• WHAT IS ASKED
Copy every line from the material below that holds "vrstve".

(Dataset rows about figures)
++++++++

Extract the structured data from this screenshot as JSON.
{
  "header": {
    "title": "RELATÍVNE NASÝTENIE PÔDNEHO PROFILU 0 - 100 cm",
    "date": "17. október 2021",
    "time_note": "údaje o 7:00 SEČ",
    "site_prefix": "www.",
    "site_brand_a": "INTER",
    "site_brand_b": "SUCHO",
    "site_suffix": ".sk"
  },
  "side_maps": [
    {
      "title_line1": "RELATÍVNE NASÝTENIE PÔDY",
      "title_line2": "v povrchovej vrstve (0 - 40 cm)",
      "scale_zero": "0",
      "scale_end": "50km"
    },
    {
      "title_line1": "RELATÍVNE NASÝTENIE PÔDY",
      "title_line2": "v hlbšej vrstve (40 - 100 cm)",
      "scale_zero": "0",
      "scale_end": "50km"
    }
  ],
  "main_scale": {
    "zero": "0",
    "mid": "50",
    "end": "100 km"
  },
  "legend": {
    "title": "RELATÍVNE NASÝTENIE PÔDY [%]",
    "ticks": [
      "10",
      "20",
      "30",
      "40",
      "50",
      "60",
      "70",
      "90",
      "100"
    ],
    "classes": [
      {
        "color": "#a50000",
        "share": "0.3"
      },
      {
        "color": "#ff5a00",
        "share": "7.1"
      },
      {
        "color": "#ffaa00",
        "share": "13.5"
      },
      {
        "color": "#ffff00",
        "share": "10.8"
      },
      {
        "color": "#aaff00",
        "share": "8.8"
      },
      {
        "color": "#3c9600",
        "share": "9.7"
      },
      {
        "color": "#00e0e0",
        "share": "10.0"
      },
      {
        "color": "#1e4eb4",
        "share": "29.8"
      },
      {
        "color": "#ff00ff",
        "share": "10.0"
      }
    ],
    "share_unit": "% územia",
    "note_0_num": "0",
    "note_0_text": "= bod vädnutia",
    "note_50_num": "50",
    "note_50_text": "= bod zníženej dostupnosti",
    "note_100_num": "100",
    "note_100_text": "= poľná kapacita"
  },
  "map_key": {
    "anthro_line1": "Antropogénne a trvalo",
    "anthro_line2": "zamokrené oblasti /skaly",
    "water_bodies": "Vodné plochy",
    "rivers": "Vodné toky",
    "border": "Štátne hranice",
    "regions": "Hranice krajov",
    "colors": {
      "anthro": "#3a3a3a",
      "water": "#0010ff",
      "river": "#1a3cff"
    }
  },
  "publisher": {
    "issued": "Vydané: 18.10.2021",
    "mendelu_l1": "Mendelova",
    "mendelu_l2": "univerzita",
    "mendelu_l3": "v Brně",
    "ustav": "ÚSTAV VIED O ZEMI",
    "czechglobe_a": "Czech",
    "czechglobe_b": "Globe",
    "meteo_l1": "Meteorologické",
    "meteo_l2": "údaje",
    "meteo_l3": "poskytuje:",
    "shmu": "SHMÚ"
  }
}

++++++++

• WRITTEN SOLUTION
      "title_line2": "v povrchovej vrstve (0 - 40 cm)",
      "title_line2": "v hlbšej vrstve (40 - 100 cm)",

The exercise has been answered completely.